## [Stated task]
Read through the entries below and return each line with the word "this".

## [Entries]

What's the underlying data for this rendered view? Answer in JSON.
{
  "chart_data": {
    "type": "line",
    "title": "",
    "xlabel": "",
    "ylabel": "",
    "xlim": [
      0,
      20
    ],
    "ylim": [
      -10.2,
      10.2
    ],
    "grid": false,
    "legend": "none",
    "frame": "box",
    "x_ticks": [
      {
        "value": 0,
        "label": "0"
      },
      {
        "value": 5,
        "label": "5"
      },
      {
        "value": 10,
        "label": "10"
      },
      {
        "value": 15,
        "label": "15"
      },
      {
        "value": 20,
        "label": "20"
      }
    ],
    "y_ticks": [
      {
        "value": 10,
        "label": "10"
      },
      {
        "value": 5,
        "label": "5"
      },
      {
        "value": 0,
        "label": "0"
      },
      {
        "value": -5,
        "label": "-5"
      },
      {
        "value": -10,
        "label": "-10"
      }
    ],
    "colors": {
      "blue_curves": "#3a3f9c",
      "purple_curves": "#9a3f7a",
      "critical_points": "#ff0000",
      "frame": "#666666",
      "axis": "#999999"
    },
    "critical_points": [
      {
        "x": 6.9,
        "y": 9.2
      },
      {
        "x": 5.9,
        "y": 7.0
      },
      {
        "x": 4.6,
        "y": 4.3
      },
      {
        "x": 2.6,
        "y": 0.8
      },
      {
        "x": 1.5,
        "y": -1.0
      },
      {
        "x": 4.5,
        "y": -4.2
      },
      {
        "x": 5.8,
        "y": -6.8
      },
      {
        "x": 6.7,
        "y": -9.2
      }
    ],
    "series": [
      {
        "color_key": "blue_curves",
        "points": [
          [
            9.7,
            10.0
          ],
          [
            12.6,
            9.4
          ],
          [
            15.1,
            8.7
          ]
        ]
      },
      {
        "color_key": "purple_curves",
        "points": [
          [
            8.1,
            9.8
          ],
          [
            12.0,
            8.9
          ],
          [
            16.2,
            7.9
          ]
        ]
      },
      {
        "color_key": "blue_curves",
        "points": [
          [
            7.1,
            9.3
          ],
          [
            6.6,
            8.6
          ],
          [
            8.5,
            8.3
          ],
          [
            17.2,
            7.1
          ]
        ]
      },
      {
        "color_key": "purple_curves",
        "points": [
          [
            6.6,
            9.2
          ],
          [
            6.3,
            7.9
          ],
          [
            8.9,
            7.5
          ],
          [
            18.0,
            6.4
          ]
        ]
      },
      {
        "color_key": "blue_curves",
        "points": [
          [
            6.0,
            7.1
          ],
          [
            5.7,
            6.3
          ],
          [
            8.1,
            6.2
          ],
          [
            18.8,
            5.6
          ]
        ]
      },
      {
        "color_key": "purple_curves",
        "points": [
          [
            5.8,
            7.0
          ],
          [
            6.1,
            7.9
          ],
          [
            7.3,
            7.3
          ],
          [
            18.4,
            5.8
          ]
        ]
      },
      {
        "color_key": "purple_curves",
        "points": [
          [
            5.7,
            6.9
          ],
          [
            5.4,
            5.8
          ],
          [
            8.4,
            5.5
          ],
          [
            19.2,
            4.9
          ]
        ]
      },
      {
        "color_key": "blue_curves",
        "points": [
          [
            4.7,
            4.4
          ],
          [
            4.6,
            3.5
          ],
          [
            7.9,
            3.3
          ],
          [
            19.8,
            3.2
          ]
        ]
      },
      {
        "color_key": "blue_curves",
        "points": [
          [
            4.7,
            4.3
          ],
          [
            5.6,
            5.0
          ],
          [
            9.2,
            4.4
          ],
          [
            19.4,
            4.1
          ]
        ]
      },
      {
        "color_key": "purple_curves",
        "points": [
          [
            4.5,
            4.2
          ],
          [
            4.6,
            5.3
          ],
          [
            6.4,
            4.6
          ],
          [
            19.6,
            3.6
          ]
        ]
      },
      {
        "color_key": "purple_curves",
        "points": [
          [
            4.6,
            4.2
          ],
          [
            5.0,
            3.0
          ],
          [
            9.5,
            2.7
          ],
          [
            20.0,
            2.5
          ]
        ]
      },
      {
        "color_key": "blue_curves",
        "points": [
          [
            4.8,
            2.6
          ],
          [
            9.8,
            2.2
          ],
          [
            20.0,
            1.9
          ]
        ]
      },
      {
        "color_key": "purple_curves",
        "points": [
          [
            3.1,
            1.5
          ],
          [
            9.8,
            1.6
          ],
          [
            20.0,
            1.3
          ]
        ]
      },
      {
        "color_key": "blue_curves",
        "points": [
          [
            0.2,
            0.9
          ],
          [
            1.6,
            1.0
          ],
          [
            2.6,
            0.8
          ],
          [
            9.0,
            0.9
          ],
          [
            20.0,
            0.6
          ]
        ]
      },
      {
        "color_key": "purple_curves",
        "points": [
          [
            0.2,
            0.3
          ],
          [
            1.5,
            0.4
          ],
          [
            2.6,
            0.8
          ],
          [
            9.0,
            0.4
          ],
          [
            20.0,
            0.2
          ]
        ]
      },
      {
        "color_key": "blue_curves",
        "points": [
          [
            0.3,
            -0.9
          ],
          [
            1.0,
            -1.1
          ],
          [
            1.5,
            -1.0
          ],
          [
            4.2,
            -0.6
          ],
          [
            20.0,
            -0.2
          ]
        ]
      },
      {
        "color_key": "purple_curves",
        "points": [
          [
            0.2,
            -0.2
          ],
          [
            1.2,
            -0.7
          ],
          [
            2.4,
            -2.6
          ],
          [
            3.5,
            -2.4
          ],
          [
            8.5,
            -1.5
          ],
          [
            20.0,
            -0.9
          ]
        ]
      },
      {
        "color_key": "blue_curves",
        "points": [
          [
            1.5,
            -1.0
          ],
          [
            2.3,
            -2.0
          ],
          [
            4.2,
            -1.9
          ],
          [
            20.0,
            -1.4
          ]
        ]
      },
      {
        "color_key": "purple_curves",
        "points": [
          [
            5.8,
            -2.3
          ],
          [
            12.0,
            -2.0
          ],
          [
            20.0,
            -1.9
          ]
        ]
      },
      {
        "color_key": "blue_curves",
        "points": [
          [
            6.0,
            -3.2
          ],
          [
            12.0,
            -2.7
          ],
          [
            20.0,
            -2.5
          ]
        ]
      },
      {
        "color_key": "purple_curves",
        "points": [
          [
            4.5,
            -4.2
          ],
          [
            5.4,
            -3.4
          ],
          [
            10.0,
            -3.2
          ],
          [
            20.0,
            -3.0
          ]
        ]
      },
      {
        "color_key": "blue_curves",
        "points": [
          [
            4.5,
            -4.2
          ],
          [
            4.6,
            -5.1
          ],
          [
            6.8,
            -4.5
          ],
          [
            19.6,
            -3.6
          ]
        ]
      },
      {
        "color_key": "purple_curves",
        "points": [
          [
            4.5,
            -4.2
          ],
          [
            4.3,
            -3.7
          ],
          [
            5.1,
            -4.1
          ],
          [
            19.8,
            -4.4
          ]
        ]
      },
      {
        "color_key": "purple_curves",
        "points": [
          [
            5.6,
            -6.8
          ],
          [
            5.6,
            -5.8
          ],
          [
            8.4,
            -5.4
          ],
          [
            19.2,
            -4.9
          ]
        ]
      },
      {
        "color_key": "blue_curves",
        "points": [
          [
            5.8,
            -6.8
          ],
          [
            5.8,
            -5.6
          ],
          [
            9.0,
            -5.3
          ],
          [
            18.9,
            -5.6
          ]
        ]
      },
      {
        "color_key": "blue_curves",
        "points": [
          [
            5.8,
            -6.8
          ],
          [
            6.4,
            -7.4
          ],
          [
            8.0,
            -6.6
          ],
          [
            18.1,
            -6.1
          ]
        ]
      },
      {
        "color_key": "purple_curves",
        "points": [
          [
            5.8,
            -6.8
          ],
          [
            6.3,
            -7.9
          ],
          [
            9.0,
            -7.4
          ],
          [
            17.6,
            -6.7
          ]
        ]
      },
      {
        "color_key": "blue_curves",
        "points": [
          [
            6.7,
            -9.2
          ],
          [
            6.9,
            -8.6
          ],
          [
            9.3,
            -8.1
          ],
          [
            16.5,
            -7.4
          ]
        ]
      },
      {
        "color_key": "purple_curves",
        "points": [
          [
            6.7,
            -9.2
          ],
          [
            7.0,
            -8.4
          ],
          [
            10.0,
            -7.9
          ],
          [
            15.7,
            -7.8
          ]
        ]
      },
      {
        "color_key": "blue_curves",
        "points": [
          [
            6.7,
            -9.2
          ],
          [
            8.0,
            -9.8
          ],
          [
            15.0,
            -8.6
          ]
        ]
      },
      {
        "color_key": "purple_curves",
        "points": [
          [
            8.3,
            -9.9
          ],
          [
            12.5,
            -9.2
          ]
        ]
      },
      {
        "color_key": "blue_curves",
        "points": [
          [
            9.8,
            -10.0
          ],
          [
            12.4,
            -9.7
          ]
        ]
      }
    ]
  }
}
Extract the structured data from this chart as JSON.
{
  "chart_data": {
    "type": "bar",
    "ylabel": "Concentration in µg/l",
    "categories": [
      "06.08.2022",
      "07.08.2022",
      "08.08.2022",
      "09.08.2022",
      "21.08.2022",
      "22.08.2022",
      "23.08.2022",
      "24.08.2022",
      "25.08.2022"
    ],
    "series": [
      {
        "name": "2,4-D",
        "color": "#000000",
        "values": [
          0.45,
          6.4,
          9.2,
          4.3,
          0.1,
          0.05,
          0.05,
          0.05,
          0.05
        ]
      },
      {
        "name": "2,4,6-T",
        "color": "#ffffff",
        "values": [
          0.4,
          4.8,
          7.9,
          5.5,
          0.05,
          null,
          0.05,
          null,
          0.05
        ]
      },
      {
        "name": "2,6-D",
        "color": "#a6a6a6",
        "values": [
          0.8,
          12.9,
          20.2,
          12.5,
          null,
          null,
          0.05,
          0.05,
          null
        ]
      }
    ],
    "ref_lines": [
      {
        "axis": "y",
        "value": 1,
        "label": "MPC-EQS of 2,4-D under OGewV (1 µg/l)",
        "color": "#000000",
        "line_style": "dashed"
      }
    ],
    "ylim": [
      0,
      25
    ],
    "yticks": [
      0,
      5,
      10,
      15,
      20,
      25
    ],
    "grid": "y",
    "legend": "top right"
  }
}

## [Task output]
What's the underlying data for this rendered view? Answer in JSON.
Extract the structured data from this chart as JSON.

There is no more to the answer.